MR. HOLMES: Let's go back to that 1,600 different rates for heavy vehicles.
MS. DAVIO: Yes, sir.
MR. HOLMES: Is that statute or is that rule-making withing your department? Where does that come from?
MS. DAVIO: The over 1,600 heavy vehicle fees that I mentioned are in statute. The weight is broken out in 100-pound increments by different types of vehicle, so a motorbus may pay a different registration fee than an apportioned vehicle, and the apportioned vehicles are the ones that travel in multiple states, the interstate vehicles, and so it's just extraordinarily complex. That level of detail is in statute, and we don't have the ability to modify it through rules at all.
MR. HOLMES: Let me ask also about the billion dollars a year that comes in to TxDOT from vehicle registration, and another $3-1/2 billion goes in to the counties.
MS. DAVIO: About $3 billion goes to the State, to the General Revenue fund. That comes primarily from sales taxes on vehicles. The remaining half billion is disbursed among the counties as compensation for their assistance and also their portion of road and bridge fees.
MR. HOLMES: If I recall, I saw an average cost of an average annual registration fee, it was like $47 or something. Does that sound familiar?
MS. DAVIO: It's probably a little higher than that, but yes, sir.
MR. HOLMES: And I've also experienced significantly higher registration fees in another state, in Colorado. Do you have any data on registration fees, the annual fee of various states that you could make available to me?
MS. DAVIO: Absolutely. We did a benchmarking study and we compared the registration fees, the titling fees, various things that we do with all the other states so that we can provide that information to you. We collected it for all 50 states but we felt like the comparison was most relevant to about five other large vehicle population states. So we'll be happy to provide that information to you.
MR. HOUGHTON: Where are we ranked?
MS. DAVIO: Speaking in average, and again talking about those six largest vehicle population states, in I believe every category we were among the lowest if not the lowest, and that's on registration fees and titling fees and that kind of thing. And titling fees, sometimes there were some lower fees, but there were also many that were higher.
MR. HOLMES: I'm going to ask you one more question that may be kind of beyond what you've been looking at. One of the concepts that is being explored to fund highway departments around the country, around the world, really, is the VMT charges, and have you looked at any technology that could be put into the window sticker on the vehicle, the registration sticker on the vehicle that could be read by readers around the state? Is that a concept that you've seen other states do or have heard about?
MS. DAVIO: We haven't done really any research into that, but I have heard anecdotally that that should be possible. If you'd like us to look into it, we can, but we haven't done any research into that.
MR. HOLMES: Thank you.
MS. DAVIO: Thank you very much.
MR. HOUGHTON: How is the specialty plates going these days?
MS. DAVIO: I may have the opportunity to come and visit with you again about specialty license plate marketing.
MR. HOUGHTON: The ones we market, the State of Texas, our specialty plates.
MS. DAVIO: Our specialty plates.
MR. HOUGHTON: How are sales?
MS. DAVIO: You know, there was a little bit of a drop a couple of months ago, and I just heard today we're averaging between 175 and 200 personalized plates a day.
MR. HOLMES: And is that an average?
MS. DAVIO: That's actually up just a little bit so if that's indicative of the other plates that are being ordered, in general, we've received good response to the ability to order the specialty plates online. It makes it easier for the customers, there's a central place that they can go and they can complete their ordering transaction easily, and so we've received good response to that.

────────────────────

§ **STATED TASK**:
Do the following statements agree with the vehicle registration testimony? Answer yes or no for each, and quote the deciding words from the testimony. 1. The department can change the heavy vehicle fees through its own rules. 2. The benchmarking study gathered data for all 50 states. 3. The department has researched registration stickers that readers around the state could scan.

Records from a data source:
────────────────────

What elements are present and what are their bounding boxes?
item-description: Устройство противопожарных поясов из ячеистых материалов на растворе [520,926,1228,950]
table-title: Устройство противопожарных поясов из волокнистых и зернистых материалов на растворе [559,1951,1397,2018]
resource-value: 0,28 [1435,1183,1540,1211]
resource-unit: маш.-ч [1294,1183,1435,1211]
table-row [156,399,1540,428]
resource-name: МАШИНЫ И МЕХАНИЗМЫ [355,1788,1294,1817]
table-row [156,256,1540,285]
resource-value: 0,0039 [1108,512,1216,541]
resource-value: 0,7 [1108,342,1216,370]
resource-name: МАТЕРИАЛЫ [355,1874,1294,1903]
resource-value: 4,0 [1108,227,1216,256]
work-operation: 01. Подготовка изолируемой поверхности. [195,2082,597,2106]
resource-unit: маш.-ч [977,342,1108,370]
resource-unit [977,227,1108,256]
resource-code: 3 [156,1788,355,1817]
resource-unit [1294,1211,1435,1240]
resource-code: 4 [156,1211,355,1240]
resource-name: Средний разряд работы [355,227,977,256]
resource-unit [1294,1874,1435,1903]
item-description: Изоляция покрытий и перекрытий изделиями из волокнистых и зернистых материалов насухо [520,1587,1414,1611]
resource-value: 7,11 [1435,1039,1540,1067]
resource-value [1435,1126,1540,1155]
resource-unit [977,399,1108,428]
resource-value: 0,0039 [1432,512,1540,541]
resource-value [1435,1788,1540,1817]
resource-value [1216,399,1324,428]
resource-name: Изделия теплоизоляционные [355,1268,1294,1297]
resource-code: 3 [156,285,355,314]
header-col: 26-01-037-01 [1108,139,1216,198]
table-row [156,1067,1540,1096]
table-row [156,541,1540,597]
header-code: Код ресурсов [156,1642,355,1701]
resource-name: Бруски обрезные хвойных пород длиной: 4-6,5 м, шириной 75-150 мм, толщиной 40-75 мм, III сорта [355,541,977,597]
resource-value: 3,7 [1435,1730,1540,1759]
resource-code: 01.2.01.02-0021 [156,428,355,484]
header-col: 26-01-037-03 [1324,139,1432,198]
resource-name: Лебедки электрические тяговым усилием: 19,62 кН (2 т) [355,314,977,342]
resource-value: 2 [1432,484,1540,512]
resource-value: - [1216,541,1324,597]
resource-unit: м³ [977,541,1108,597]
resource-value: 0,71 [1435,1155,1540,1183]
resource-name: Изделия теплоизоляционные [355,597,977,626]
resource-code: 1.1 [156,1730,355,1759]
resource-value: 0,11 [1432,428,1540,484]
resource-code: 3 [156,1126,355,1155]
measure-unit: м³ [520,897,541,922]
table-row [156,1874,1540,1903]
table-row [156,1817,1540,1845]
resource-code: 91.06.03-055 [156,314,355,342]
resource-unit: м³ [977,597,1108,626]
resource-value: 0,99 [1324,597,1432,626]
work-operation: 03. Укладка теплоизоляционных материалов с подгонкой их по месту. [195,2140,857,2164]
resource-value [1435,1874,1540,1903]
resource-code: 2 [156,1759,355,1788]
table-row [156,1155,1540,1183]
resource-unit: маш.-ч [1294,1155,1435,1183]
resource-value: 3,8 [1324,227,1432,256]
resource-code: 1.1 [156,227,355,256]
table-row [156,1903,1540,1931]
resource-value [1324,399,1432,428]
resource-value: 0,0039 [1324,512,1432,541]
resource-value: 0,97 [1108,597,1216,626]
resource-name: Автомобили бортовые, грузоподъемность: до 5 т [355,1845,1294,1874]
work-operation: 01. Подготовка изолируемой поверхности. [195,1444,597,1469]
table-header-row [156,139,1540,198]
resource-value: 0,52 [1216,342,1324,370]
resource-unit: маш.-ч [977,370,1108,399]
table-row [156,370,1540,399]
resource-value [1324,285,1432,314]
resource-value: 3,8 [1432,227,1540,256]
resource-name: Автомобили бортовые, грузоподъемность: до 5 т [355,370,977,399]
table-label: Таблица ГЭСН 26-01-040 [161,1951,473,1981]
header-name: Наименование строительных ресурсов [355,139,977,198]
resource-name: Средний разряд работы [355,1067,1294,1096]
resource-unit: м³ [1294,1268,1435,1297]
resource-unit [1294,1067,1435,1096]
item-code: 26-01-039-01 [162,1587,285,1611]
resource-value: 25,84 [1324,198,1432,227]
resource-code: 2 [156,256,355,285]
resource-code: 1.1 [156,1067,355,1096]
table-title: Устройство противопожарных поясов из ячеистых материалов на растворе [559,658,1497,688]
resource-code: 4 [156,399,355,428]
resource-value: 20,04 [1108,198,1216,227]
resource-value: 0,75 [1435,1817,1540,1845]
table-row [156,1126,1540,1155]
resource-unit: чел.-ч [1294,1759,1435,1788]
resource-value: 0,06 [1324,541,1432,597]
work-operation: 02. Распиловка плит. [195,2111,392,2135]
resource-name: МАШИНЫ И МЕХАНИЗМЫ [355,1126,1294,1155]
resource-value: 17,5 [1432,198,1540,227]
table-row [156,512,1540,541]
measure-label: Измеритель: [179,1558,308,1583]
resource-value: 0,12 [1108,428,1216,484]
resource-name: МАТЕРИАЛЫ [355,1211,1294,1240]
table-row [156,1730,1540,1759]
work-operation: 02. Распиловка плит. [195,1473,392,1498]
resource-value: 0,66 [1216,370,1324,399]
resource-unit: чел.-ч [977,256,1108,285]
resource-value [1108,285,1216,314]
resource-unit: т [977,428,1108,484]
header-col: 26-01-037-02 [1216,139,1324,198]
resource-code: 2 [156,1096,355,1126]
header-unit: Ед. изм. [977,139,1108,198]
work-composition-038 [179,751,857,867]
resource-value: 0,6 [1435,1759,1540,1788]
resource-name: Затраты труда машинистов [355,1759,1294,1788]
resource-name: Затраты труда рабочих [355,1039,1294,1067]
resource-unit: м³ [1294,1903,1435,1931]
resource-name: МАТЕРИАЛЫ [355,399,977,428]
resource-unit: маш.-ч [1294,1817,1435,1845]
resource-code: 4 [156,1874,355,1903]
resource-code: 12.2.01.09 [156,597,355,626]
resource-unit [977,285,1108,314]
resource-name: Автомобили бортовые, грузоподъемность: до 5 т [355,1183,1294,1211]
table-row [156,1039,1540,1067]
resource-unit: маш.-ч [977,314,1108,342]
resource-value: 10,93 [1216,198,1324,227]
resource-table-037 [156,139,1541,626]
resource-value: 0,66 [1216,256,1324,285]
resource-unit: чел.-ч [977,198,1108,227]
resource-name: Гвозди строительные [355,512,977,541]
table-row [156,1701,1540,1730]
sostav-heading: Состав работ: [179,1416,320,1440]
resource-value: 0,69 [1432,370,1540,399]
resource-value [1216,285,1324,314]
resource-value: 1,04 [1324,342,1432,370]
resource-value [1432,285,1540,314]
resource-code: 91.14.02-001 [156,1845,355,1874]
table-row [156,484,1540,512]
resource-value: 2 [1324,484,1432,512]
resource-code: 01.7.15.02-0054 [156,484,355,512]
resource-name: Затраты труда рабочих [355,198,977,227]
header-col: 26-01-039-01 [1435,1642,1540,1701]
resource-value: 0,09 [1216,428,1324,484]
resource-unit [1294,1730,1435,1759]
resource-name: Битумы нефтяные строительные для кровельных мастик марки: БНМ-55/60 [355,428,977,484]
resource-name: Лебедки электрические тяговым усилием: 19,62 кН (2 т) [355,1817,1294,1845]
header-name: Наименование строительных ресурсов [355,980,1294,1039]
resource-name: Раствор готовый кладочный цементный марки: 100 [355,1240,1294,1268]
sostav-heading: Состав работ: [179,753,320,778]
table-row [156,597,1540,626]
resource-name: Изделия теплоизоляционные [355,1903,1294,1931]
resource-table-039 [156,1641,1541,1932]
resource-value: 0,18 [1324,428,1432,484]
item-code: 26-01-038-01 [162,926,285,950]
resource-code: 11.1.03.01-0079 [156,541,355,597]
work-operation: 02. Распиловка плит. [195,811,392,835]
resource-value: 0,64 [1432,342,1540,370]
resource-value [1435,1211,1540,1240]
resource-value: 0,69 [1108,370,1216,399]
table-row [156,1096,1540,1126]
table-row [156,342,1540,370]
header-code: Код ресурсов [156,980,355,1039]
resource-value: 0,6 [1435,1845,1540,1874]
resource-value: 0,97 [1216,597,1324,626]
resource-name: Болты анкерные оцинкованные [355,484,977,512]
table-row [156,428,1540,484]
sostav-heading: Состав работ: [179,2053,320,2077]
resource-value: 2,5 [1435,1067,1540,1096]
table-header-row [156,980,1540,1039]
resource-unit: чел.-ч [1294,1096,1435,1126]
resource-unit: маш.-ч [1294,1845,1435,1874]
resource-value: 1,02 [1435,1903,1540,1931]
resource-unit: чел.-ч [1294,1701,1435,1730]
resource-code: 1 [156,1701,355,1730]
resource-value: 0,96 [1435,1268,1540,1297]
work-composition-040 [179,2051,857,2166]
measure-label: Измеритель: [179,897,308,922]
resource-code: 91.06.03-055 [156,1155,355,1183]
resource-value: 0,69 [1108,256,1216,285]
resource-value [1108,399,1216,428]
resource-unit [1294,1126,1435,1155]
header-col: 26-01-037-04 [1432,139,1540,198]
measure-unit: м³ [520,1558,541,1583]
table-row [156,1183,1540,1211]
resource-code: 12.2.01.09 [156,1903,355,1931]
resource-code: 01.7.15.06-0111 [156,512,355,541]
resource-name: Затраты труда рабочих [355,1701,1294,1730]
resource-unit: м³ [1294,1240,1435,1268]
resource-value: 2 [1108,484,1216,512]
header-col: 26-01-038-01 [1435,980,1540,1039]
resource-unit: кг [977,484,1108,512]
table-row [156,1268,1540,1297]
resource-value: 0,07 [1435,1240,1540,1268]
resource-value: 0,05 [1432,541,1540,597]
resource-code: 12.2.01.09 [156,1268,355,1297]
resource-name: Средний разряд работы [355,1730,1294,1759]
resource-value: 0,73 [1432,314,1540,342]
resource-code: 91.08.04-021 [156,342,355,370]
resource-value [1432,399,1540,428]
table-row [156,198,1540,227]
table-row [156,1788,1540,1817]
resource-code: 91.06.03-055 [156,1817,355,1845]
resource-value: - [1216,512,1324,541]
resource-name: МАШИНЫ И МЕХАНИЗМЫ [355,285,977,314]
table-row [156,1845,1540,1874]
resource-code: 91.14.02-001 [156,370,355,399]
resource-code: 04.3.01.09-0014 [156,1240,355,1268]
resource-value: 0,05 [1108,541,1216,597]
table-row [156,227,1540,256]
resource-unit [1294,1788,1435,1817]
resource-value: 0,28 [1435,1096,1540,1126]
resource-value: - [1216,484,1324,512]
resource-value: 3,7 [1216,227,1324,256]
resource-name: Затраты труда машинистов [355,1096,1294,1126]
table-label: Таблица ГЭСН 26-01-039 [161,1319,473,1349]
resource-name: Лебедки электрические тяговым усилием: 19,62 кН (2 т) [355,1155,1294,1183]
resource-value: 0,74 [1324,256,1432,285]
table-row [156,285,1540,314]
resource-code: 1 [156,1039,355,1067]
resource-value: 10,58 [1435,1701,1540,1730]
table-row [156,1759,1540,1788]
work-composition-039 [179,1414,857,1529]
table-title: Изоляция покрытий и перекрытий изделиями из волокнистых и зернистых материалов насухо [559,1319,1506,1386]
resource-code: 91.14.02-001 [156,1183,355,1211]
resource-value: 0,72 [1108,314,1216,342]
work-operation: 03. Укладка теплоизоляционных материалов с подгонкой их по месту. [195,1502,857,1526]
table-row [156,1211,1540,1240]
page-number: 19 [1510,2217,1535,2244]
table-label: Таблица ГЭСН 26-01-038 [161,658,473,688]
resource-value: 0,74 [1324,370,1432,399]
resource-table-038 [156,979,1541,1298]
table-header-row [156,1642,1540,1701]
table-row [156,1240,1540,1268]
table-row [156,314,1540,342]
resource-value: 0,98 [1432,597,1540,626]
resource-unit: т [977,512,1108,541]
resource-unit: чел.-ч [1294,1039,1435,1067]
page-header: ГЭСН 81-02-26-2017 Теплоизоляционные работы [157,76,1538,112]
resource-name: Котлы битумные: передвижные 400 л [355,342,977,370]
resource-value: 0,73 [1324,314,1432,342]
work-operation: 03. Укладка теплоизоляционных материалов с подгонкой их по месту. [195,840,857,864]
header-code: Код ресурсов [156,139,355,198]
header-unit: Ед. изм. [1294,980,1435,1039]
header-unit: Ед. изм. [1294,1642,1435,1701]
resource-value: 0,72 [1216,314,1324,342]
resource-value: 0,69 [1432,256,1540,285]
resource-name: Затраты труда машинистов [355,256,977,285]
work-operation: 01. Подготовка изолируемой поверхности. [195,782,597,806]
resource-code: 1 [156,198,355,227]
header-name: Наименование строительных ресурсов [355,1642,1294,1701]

────────────────────

§ **EXERCISE SOLUTION**:
1. No: "we don't have the ability to modify it through rules at all."
2. Yes: "We collected it for all 50 states"
3. No: "We haven't done really any research into that"